▶ **Short exercise**: Transcribe the material word for word, but without the images.

▶ **Listed entries**:
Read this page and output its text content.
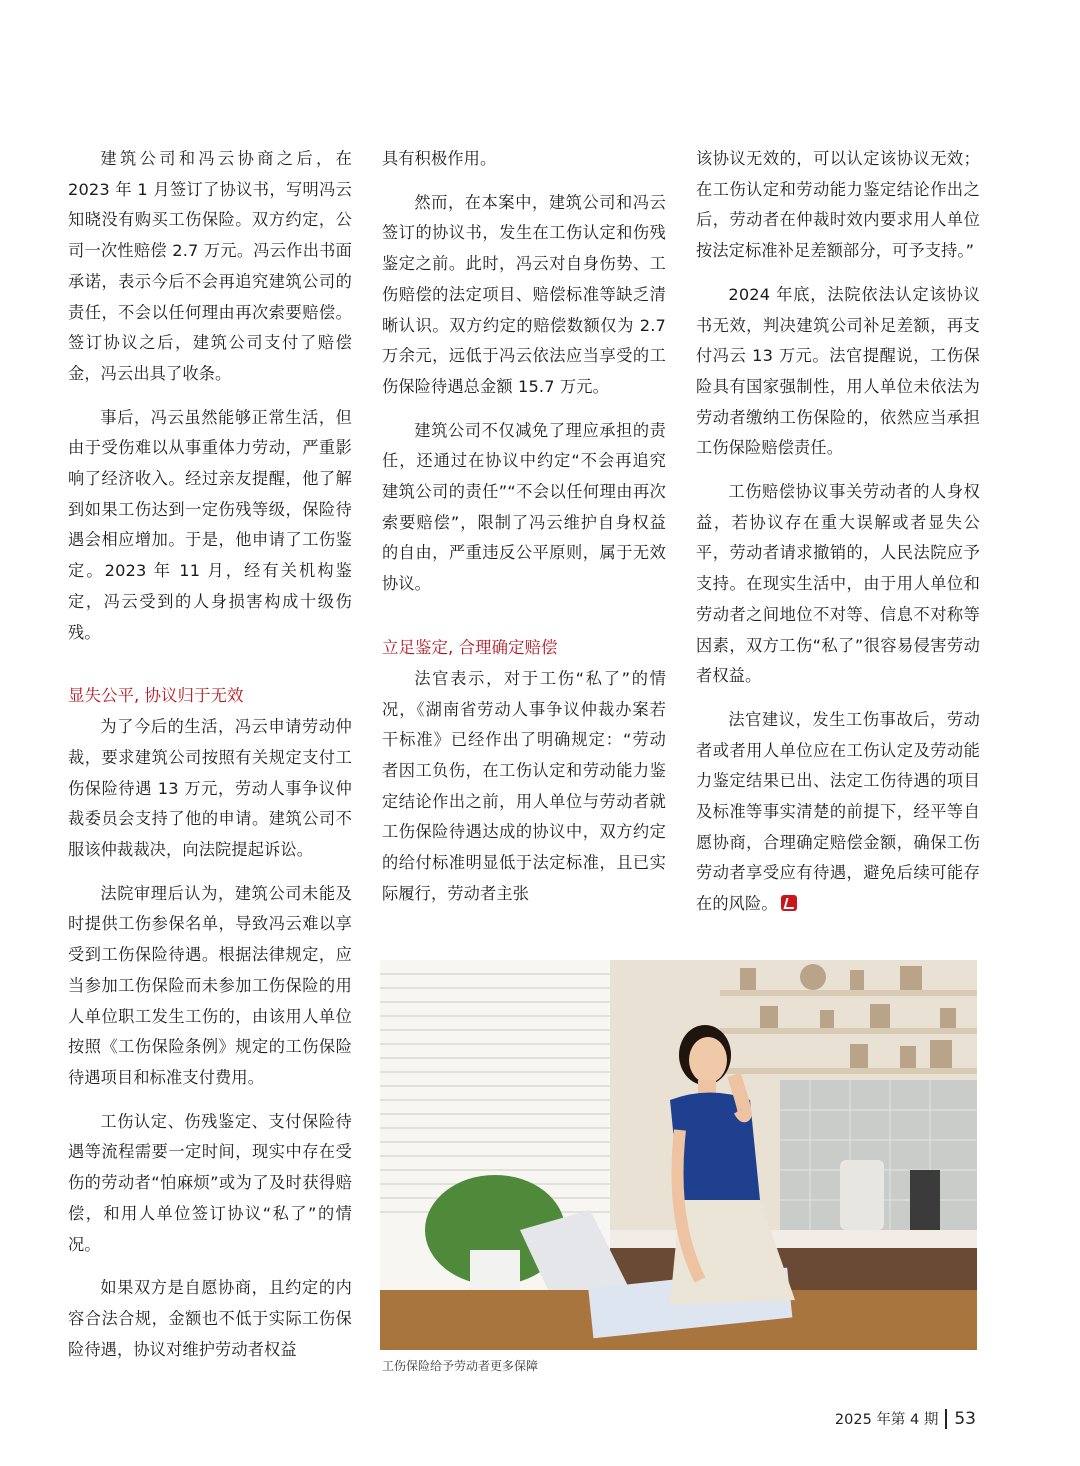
建筑公司和冯云协商之后，在2023 年 1 月签订了协议书，写明冯云知晓没有购买工伤保险。双方约定，公司一次性赔偿 2.7 万元。冯云作出书面承诺，表示今后不会再追究建筑公司的责任，不会以任何理由再次索要赔偿。签订协议之后，建筑公司支付了赔偿金，冯云出具了收条。

事后，冯云虽然能够正常生活，但由于受伤难以从事重体力劳动，严重影响了经济收入。经过亲友提醒，他了解到如果工伤达到一定伤残等级，保险待遇会相应增加。于是，他申请了工伤鉴定。2023 年 11 月，经有关机构鉴定，冯云受到的人身损害构成十级伤残。

显失公平, 协议归于无效

为了今后的生活，冯云申请劳动仲裁，要求建筑公司按照有关规定支付工伤保险待遇 13 万元，劳动人事争议仲裁委员会支持了他的申请。建筑公司不服该仲裁裁决，向法院提起诉讼。

法院审理后认为，建筑公司未能及时提供工伤参保名单，导致冯云难以享受到工伤保险待遇。根据法律规定，应当参加工伤保险而未参加工伤保险的用人单位职工发生工伤的，由该用人单位按照《工伤保险条例》规定的工伤保险待遇项目和标准支付费用。

工伤认定、伤残鉴定、支付保险待遇等流程需要一定时间，现实中存在受伤的劳动者“怕麻烦”或为了及时获得赔偿，和用人单位签订协议“私了”的情况。

如果双方是自愿协商，且约定的内容合法合规，金额也不低于实际工伤保险待遇，协议对维护劳动者权益

具有积极作用。

然而，在本案中，建筑公司和冯云签订的协议书，发生在工伤认定和伤残鉴定之前。此时，冯云对自身伤势、工伤赔偿的法定项目、赔偿标准等缺乏清晰认识。双方约定的赔偿数额仅为 2.7 万余元，远低于冯云依法应当享受的工伤保险待遇总金额 15.7 万元。

建筑公司不仅减免了理应承担的责任，还通过在协议中约定“不会再追究建筑公司的责任”“不会以任何理由再次索要赔偿”，限制了冯云维护自身权益的自由，严重违反公平原则，属于无效协议。

立足鉴定, 合理确定赔偿

法官表示，对于工伤“私了”的情况，《湖南省劳动人事争议仲裁办案若干标准》已经作出了明确规定：“劳动者因工负伤，在工伤认定和劳动能力鉴定结论作出之前，用人单位与劳动者就工伤保险待遇达成的协议中，双方约定的给付标准明显低于法定标准，且已实际履行，劳动者主张

该协议无效的，可以认定该协议无效；在工伤认定和劳动能力鉴定结论作出之后，劳动者在仲裁时效内要求用人单位按法定标准补足差额部分，可予支持。”

2024 年底，法院依法认定该协议书无效，判决建筑公司补足差额，再支付冯云 13 万元。法官提醒说，工伤保险具有国家强制性，用人单位未依法为劳动者缴纳工伤保险的，依然应当承担工伤保险赔偿责任。

工伤赔偿协议事关劳动者的人身权益，若协议存在重大误解或者显失公平，劳动者请求撤销的，人民法院应予支持。在现实生活中，由于用人单位和劳动者之间地位不对等、信息不对称等因素，双方工伤“私了”很容易侵害劳动者权益。

法官建议，发生工伤事故后，劳动者或者用人单位应在工伤认定及劳动能力鉴定结果已出、法定工伤待遇的项目及标准等事实清楚的前提下，经平等自愿协商，合理确定赔偿金额，确保工伤劳动者享受应有待遇，避免后续可能存在的风险。

工伤保险给予劳动者更多保障
2025 年第 4 期 53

▶ **Answer to the task**:
Read this page and output its text content.
建筑公司和冯云协商之后，在2023 年 1 月签订了协议书，写明冯云知晓没有购买工伤保险。双方约定，公司一次性赔偿 2.7 万元。冯云作出书面承诺，表示今后不会再追究建筑公司的责任，不会以任何理由再次索要赔偿。签订协议之后，建筑公司支付了赔偿金，冯云出具了收条。

事后，冯云虽然能够正常生活，但由于受伤难以从事重体力劳动，严重影响了经济收入。经过亲友提醒，他了解到如果工伤达到一定伤残等级，保险待遇会相应增加。于是，他申请了工伤鉴定。2023 年 11 月，经有关机构鉴定，冯云受到的人身损害构成十级伤残。

显失公平, 协议归于无效

为了今后的生活，冯云申请劳动仲裁，要求建筑公司按照有关规定支付工伤保险待遇 13 万元，劳动人事争议仲裁委员会支持了他的申请。建筑公司不服该仲裁裁决，向法院提起诉讼。

法院审理后认为，建筑公司未能及时提供工伤参保名单，导致冯云难以享受到工伤保险待遇。根据法律规定，应当参加工伤保险而未参加工伤保险的用人单位职工发生工伤的，由该用人单位按照《工伤保险条例》规定的工伤保险待遇项目和标准支付费用。

工伤认定、伤残鉴定、支付保险待遇等流程需要一定时间，现实中存在受伤的劳动者“怕麻烦”或为了及时获得赔偿，和用人单位签订协议“私了”的情况。

如果双方是自愿协商，且约定的内容合法合规，金额也不低于实际工伤保险待遇，协议对维护劳动者权益

具有积极作用。

然而，在本案中，建筑公司和冯云签订的协议书，发生在工伤认定和伤残鉴定之前。此时，冯云对自身伤势、工伤赔偿的法定项目、赔偿标准等缺乏清晰认识。双方约定的赔偿数额仅为 2.7 万余元，远低于冯云依法应当享受的工伤保险待遇总金额 15.7 万元。

建筑公司不仅减免了理应承担的责任，还通过在协议中约定“不会再追究建筑公司的责任”“不会以任何理由再次索要赔偿”，限制了冯云维护自身权益的自由，严重违反公平原则，属于无效协议。

立足鉴定, 合理确定赔偿

法官表示，对于工伤“私了”的情况，《湖南省劳动人事争议仲裁办案若干标准》已经作出了明确规定：“劳动者因工负伤，在工伤认定和劳动能力鉴定结论作出之前，用人单位与劳动者就工伤保险待遇达成的协议中，双方约定的给付标准明显低于法定标准，且已实际履行，劳动者主张

该协议无效的，可以认定该协议无效；在工伤认定和劳动能力鉴定结论作出之后，劳动者在仲裁时效内要求用人单位按法定标准补足差额部分，可予支持。”

2024 年底，法院依法认定该协议书无效，判决建筑公司补足差额，再支付冯云 13 万元。法官提醒说，工伤保险具有国家强制性，用人单位未依法为劳动者缴纳工伤保险的，依然应当承担工伤保险赔偿责任。

工伤赔偿协议事关劳动者的人身权益，若协议存在重大误解或者显失公平，劳动者请求撤销的，人民法院应予支持。在现实生活中，由于用人单位和劳动者之间地位不对等、信息不对称等因素，双方工伤“私了”很容易侵害劳动者权益。

法官建议，发生工伤事故后，劳动者或者用人单位应在工伤认定及劳动能力鉴定结果已出、法定工伤待遇的项目及标准等事实清楚的前提下，经平等自愿协商，合理确定赔偿金额，确保工伤劳动者享受应有待遇，避免后续可能存在的风险。

工伤保险给予劳动者更多保障
2025 年第 4 期 53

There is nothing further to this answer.